— Start of Data provided —
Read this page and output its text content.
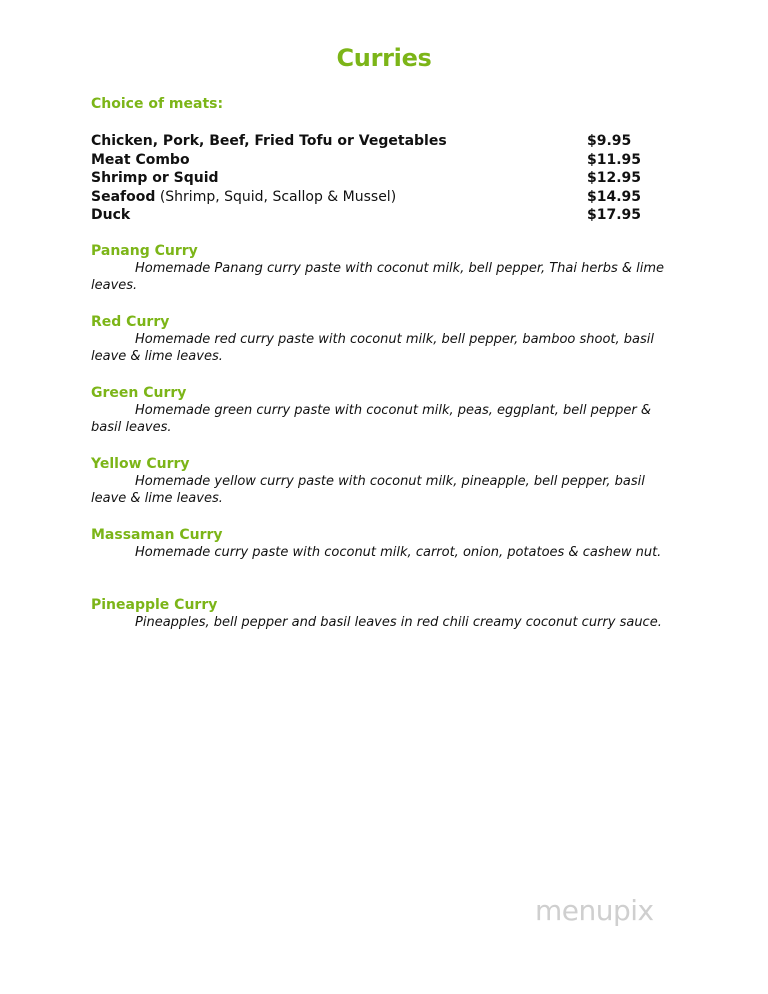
Curries
Choice of meats:
Chicken, Pork, Beef, Fried Tofu or Vegetables	$9.95
Meat Combo	$11.95
Shrimp or Squid	$12.95
Seafood (Shrimp, Squid, Scallop & Mussel)	$14.95
Duck	$17.95
Panang Curry

Homemade Panang curry paste with coconut milk, bell pepper, Thai herbs & lime leaves.

Red Curry

Homemade red curry paste with coconut milk, bell pepper, bamboo shoot, basil leave & lime leaves.

Green Curry

Homemade green curry paste with coconut milk, peas, eggplant, bell pepper & basil leaves.

Yellow Curry

Homemade yellow curry paste with coconut milk, pineapple, bell pepper, basil leave & lime leaves.

Massaman Curry

Homemade curry paste with coconut milk, carrot, onion, potatoes & cashew nut.

Pineapple Curry

Pineapples, bell pepper and basil leaves in red chili creamy coconut curry sauce.

menupix
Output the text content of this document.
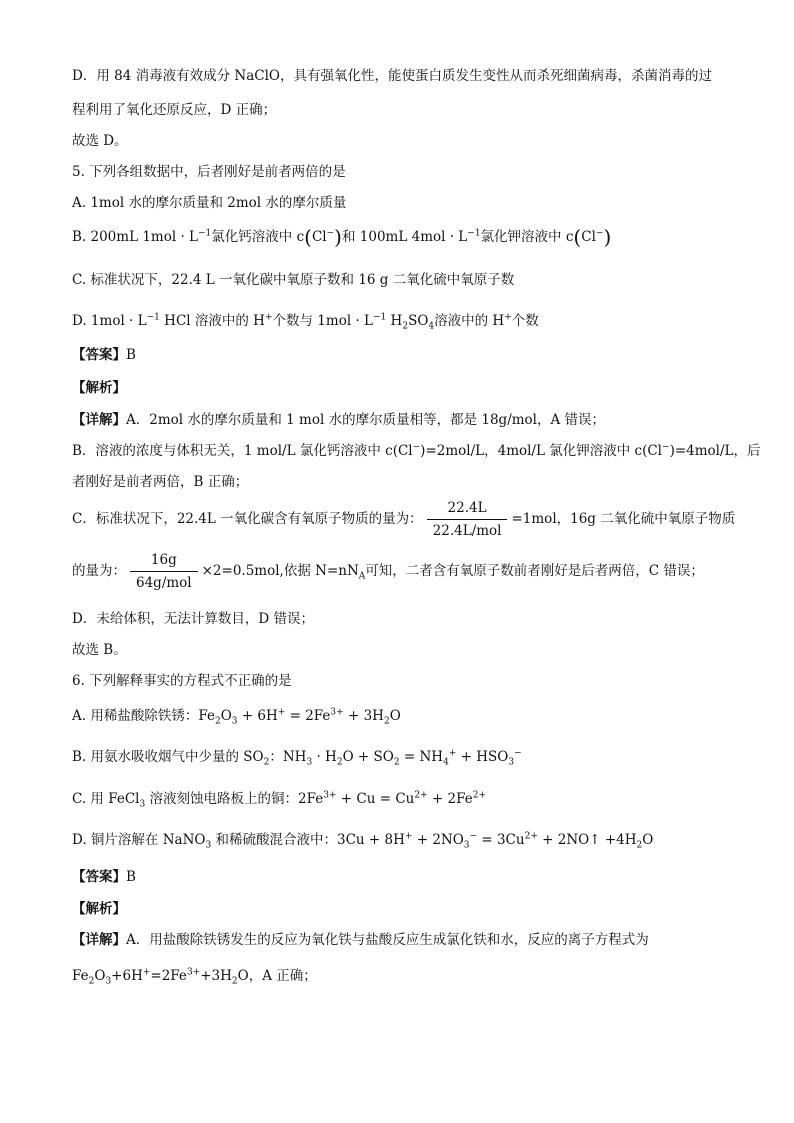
D．用 84 消毒液有效成分 NaClO，具有强氧化性，能使蛋白质发生变性从而杀死细菌病毒，杀菌消毒的过
程利用了氧化还原反应，D 正确；
故选 D。
5. 下列各组数据中，后者刚好是前者两倍的是
A. 1mol 水的摩尔质量和 2mol 水的摩尔质量
B. 200mL $1mol \cdot L^{-1}$氯化钙溶液中 c(Cl−)和 100mL $4mol \cdot L^{-1}$氯化钾溶液中 c(Cl−)
C. 标准状况下，22.4 L 一氧化碳中氧原子数和 16 g 二氧化硫中氧原子数
D. $1mol \cdot L^{-1}$ HCl 溶液中的 H+个数与 $1mol \cdot L^{-1}$ $H_2SO_4$溶液中的 H+个数
【答案】B
【解析】
【详解】A．2mol 水的摩尔质量和 1 mol 水的摩尔质量相等，都是 18g/mol，A 错误；
B．溶液的浓度与体积无关，1 mol/L 氯化钙溶液中 c(Cl−)=2mol/L，4mol/L 氯化钾溶液中 c(Cl−)=4mol/L，后
者刚好是前者两倍，B 正确；
C．标准状况下，22.4L 一氧化碳含有氧原子物质的量为： $\frac{22.4L}{\text{22.4L/mol}} =1mol$，16g 二氧化硫中氧原子物质
的量为： $\frac{16g}{\text{64g/mol}} \times 2=0.5mol$,依据 $N=nN_A$可知，二者含有氧原子数前者刚好是后者两倍，C 错误；
D．未给体积，无法计算数目，D 错误；
故选 B。
6. 下列解释事实的方程式不正确的是
A. 用稀盐酸除铁锈：$Fe_2O_3 + 6H^+ = 2Fe^{3+} + 3H_2O$
B. 用氨水吸收烟气中少量的 $SO_2$：$NH_3 \cdot H_2O + SO_2 = NH_4^+ + HSO_3^-$
C. 用 FeCl$_3$ 溶液刻蚀电路板上的铜：$2Fe^{3+} + Cu = Cu^{2+} + 2Fe^{2+}$
D. 铜片溶解在 NaNO$_3$ 和稀硫酸混合液中：$3Cu + 8H^+ + 2NO_3^- = 3Cu^{2+}$ + 2NO↑ $+4H_2O$
【答案】B
【解析】
【详解】A．用盐酸除铁锈发生的反应为氧化铁与盐酸反应生成氯化铁和水，反应的离子方程式为
$Fe_2O_3+6H^+=2Fe^{3+}+3H_2O$，A 正确；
— End of Data provided —
| What is expected |
Among the entries, how many lines contain the string "basil"? Give the number without anything else.

| Expected answer |
4